* Exercise aim *
Locate each line in the records containing "ylabel". Copy it.

* Supplied information *
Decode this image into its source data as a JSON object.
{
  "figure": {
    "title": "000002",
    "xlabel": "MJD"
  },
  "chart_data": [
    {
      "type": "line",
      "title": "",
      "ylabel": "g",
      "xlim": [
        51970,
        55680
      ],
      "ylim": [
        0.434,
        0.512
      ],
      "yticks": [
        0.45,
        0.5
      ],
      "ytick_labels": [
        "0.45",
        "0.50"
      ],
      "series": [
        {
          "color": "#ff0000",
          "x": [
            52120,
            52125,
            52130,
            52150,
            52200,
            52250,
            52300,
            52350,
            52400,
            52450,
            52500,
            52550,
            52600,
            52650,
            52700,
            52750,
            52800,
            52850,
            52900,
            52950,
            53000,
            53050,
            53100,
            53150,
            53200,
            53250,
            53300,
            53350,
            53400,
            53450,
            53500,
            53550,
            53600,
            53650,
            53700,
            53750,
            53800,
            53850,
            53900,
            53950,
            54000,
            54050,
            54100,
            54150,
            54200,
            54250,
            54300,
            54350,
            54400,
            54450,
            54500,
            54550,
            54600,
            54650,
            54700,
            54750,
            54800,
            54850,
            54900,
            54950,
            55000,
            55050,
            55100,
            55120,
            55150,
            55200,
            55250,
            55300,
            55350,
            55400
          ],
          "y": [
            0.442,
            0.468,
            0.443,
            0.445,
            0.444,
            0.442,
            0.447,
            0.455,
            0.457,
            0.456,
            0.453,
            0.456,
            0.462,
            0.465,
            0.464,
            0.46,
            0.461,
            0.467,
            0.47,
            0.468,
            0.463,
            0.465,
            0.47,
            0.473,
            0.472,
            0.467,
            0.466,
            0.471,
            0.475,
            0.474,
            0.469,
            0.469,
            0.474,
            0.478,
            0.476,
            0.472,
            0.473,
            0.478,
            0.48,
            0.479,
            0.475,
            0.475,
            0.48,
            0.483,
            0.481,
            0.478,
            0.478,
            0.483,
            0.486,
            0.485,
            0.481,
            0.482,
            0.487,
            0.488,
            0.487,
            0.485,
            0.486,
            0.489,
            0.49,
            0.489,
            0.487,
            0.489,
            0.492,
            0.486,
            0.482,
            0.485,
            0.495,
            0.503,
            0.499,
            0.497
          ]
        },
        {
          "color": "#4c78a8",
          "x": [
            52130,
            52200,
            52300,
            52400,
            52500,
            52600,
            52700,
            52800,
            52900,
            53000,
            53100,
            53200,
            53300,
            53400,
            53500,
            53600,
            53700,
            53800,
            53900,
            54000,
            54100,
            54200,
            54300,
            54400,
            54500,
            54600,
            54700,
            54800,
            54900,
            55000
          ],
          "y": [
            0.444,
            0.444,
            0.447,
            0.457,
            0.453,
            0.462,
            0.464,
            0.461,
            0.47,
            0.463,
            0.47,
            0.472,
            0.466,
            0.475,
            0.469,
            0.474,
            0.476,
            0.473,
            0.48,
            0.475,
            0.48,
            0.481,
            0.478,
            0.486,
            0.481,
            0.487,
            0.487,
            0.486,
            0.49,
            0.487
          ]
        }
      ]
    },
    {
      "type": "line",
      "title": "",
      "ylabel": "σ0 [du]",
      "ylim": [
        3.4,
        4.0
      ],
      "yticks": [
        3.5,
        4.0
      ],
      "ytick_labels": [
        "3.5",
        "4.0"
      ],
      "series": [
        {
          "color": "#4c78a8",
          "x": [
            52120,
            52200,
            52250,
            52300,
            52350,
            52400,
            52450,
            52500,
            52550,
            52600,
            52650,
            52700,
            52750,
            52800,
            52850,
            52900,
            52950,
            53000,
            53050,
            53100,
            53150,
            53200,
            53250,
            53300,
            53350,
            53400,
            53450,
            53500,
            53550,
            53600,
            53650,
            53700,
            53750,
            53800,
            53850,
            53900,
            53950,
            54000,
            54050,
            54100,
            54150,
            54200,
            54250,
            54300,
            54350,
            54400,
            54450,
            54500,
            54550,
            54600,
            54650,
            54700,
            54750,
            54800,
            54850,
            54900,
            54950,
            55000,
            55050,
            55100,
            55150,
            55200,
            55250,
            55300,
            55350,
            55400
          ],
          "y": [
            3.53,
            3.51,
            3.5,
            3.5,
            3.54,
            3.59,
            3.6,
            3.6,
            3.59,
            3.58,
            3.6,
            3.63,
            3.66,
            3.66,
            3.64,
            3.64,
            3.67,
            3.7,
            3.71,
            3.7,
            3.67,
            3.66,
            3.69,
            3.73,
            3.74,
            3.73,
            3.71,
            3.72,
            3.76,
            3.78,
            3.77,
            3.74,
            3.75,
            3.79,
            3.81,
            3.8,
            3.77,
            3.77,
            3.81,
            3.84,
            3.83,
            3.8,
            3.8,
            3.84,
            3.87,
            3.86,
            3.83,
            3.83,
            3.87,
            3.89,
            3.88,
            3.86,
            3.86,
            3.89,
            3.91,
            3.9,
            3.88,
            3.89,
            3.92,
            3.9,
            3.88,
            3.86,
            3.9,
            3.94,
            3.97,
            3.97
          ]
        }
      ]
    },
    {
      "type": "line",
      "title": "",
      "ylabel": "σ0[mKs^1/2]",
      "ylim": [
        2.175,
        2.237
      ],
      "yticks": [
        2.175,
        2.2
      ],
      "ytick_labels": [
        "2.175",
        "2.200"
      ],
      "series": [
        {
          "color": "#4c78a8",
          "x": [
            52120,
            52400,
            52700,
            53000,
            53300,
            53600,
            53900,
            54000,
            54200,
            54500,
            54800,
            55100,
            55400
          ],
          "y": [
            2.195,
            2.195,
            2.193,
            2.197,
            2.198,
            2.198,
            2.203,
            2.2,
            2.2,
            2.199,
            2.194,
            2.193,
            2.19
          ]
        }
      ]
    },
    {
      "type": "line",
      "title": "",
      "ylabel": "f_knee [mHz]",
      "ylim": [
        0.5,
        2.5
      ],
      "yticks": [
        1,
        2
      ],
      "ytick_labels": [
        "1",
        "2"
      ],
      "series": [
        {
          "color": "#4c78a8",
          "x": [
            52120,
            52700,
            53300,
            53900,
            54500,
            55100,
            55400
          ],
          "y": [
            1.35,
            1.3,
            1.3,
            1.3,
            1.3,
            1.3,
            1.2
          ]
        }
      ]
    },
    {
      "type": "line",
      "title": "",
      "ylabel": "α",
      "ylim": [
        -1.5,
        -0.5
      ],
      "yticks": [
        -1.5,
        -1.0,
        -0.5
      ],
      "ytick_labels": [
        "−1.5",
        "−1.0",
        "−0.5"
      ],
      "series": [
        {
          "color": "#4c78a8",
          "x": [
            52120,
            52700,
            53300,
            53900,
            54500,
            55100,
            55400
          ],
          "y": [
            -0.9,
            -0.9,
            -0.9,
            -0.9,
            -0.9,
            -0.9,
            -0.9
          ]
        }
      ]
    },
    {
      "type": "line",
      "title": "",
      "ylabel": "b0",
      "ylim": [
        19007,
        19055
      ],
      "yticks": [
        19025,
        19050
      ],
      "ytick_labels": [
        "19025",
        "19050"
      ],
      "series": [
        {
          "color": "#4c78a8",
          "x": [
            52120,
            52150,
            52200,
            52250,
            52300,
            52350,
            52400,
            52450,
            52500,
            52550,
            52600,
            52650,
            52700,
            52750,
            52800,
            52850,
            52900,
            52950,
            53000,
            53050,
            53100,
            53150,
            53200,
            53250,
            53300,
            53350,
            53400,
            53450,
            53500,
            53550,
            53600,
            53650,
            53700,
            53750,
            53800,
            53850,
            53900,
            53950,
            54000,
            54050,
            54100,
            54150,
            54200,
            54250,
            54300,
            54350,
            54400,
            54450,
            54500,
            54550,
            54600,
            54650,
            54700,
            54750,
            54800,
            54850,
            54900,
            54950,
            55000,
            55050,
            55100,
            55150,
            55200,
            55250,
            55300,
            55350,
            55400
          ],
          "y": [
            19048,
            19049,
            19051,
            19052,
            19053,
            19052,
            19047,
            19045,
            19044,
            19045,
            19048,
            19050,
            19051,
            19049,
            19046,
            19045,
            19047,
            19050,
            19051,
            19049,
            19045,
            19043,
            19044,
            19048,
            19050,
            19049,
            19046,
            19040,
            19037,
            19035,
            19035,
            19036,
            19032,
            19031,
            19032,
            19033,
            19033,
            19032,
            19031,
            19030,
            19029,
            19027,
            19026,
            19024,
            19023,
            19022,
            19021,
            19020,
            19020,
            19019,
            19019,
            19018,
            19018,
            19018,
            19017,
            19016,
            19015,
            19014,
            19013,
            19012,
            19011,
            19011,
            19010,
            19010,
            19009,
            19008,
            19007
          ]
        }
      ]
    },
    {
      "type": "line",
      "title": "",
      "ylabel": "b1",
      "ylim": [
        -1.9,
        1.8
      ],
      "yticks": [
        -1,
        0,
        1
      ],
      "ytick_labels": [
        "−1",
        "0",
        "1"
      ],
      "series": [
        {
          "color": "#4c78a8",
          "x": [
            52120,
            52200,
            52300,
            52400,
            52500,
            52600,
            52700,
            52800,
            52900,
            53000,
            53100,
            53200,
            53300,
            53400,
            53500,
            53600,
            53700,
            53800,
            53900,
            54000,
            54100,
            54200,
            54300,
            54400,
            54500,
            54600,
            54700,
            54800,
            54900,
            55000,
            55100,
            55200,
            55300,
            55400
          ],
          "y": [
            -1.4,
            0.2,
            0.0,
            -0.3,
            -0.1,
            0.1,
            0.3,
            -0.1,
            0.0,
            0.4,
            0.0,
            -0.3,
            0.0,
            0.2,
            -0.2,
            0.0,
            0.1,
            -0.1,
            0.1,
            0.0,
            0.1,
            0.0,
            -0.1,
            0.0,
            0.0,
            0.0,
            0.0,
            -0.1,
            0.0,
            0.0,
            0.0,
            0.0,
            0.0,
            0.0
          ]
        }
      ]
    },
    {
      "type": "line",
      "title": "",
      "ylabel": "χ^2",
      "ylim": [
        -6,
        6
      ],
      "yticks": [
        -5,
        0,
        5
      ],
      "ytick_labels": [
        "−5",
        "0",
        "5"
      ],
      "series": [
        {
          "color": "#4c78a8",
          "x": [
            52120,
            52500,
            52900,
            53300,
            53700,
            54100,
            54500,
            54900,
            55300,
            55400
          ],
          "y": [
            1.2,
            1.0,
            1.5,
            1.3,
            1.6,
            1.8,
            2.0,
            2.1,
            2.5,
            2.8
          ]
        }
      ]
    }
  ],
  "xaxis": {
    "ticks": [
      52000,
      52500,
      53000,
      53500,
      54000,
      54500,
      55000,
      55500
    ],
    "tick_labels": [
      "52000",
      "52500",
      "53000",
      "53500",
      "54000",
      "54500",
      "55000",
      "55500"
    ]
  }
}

* Output *
      "ylabel": "g",
      "ylabel": "σ0 [du]",
      "ylabel": "σ0[mKs^1/2]",
      "ylabel": "f_knee [mHz]",
      "ylabel": "α",
      "ylabel": "b0",
      "ylabel": "b1",
      "ylabel": "χ^2",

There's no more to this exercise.